**Work instructions**
Pictures are not part of the copy; repeat everything else in the records exactly.

(Extracted data entries)
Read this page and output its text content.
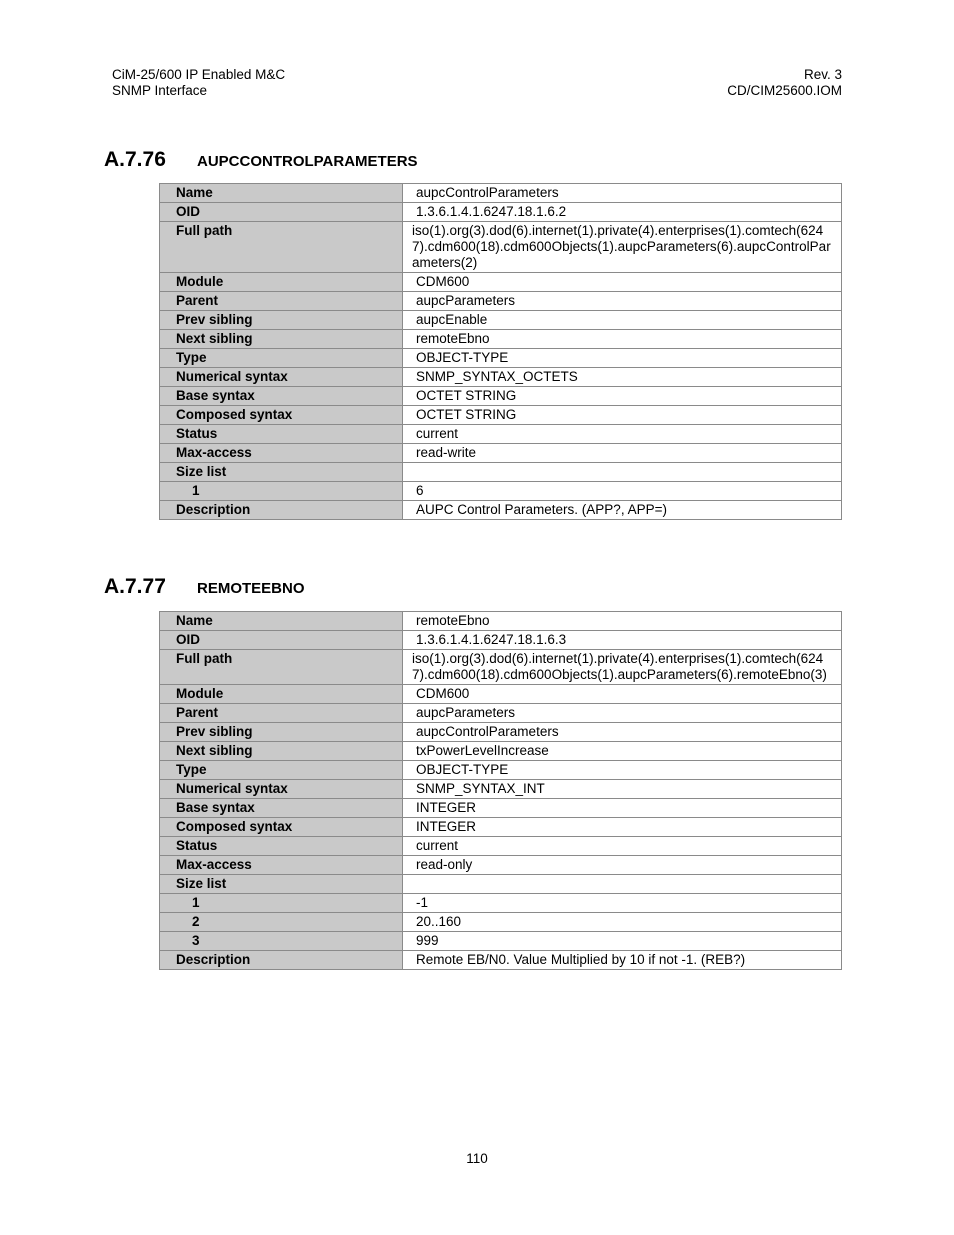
CiM-25/600 IP Enabled M&C
SNMP Interface
Rev. 3
CD/CIM25600.IOM
A.7.76 aupccontrolparameters
Name	aupcControlParameters
OID	1.3.6.1.4.1.6247.18.1.6.2
Full path	iso(1).org(3).dod(6).internet(1).private(4).enterprises(1).comtech(6247).cdm600(18).cdm600Objects(1).aupcParameters(6).aupcControlParameters(2)
Module	CDM600
Parent	aupcParameters
Prev sibling	aupcEnable
Next sibling	remoteEbno
Type	OBJECT-TYPE
Numerical syntax	SNMP_SYNTAX_OCTETS
Base syntax	OCTET STRING
Composed syntax	OCTET STRING
Status	current
Max-access	read-write
Size list	
1	6
Description	AUPC Control Parameters. (APP?, APP=)
A.7.77 remoteebno
Name	remoteEbno
OID	1.3.6.1.4.1.6247.18.1.6.3
Full path	iso(1).org(3).dod(6).internet(1).private(4).enterprises(1).comtech(6247).cdm600(18).cdm600Objects(1).aupcParameters(6).remoteEbno(3)
Module	CDM600
Parent	aupcParameters
Prev sibling	aupcControlParameters
Next sibling	txPowerLevelIncrease
Type	OBJECT-TYPE
Numerical syntax	SNMP_SYNTAX_INT
Base syntax	INTEGER
Composed syntax	INTEGER
Status	current
Max-access	read-only
Size list	
1	-1
2	20..160
3	999
Description	Remote EB/N0. Value Multiplied by 10 if not -1. (REB?)
110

**Written response**
Read this page and output its text content.
CiM-25/600 IP Enabled M&C
SNMP Interface
Rev. 3
CD/CIM25600.IOM
A.7.76 aupccontrolparameters
Name	aupcControlParameters
OID	1.3.6.1.4.1.6247.18.1.6.2
Full path	iso(1).org(3).dod(6).internet(1).private(4).enterprises(1).comtech(6247).cdm600(18).cdm600Objects(1).aupcParameters(6).aupcControlParameters(2)
Module	CDM600
Parent	aupcParameters
Prev sibling	aupcEnable
Next sibling	remoteEbno
Type	OBJECT-TYPE
Numerical syntax	SNMP_SYNTAX_OCTETS
Base syntax	OCTET STRING
Composed syntax	OCTET STRING
Status	current
Max-access	read-write
Size list	
1	6
Description	AUPC Control Parameters. (APP?, APP=)
A.7.77 remoteebno
Name	remoteEbno
OID	1.3.6.1.4.1.6247.18.1.6.3
Full path	iso(1).org(3).dod(6).internet(1).private(4).enterprises(1).comtech(6247).cdm600(18).cdm600Objects(1).aupcParameters(6).remoteEbno(3)
Module	CDM600
Parent	aupcParameters
Prev sibling	aupcControlParameters
Next sibling	txPowerLevelIncrease
Type	OBJECT-TYPE
Numerical syntax	SNMP_SYNTAX_INT
Base syntax	INTEGER
Composed syntax	INTEGER
Status	current
Max-access	read-only
Size list	
1	-1
2	20..160
3	999
Description	Remote EB/N0. Value Multiplied by 10 if not -1. (REB?)
110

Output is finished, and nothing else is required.